— Assignment —
Reproduce all of the data that follows, character for character.

— Records for the task —
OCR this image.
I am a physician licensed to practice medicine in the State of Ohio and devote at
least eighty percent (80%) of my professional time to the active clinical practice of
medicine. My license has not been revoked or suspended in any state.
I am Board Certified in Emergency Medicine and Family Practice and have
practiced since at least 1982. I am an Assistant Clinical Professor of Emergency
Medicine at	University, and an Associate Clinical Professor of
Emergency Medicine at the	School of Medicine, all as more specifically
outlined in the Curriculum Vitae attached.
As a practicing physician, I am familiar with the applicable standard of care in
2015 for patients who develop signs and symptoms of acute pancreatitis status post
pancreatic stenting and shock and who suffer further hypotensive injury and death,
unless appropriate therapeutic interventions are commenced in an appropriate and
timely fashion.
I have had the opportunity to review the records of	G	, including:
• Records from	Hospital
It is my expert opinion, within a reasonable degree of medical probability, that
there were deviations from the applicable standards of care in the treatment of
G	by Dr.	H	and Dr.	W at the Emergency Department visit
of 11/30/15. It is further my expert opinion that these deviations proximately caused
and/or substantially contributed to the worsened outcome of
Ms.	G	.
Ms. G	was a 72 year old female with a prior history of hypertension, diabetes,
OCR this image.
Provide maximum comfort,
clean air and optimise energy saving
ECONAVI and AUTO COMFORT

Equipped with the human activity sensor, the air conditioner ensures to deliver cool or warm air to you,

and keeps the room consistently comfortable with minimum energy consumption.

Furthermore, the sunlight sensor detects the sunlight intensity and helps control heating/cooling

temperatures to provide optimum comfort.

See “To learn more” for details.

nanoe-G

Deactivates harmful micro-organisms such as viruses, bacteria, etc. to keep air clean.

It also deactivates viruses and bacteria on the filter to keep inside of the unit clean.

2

— Solved problem —
OCR this image.
I am a physician licensed to practice medicine in the State of Ohio and devote at
least eighty percent (80%) of my professional time to the active clinical practice of
medicine. My license has not been revoked or suspended in any state.
I am Board Certified in Emergency Medicine and Family Practice and have
practiced since at least 1982. I am an Assistant Clinical Professor of Emergency
Medicine at	University, and an Associate Clinical Professor of
Emergency Medicine at the	School of Medicine, all as more specifically
outlined in the Curriculum Vitae attached.
As a practicing physician, I am familiar with the applicable standard of care in
2015 for patients who develop signs and symptoms of acute pancreatitis status post
pancreatic stenting and shock and who suffer further hypotensive injury and death,
unless appropriate therapeutic interventions are commenced in an appropriate and
timely fashion.
I have had the opportunity to review the records of	G	, including:
• Records from	Hospital
It is my expert opinion, within a reasonable degree of medical probability, that
there were deviations from the applicable standards of care in the treatment of
G	by Dr.	H	and Dr.	W at the Emergency Department visit
of 11/30/15. It is further my expert opinion that these deviations proximately caused
and/or substantially contributed to the worsened outcome of
Ms.	G	.
Ms. G	was a 72 year old female with a prior history of hypertension, diabetes,
OCR this image.
Provide maximum comfort,
clean air and optimise energy saving
ECONAVI and AUTO COMFORT

Equipped with the human activity sensor, the air conditioner ensures to deliver cool or warm air to you,

and keeps the room consistently comfortable with minimum energy consumption.

Furthermore, the sunlight sensor detects the sunlight intensity and helps control heating/cooling

temperatures to provide optimum comfort.

See “To learn more” for details.

nanoe-G

Deactivates harmful micro-organisms such as viruses, bacteria, etc. to keep air clean.

It also deactivates viruses and bacteria on the filter to keep inside of the unit clean.

2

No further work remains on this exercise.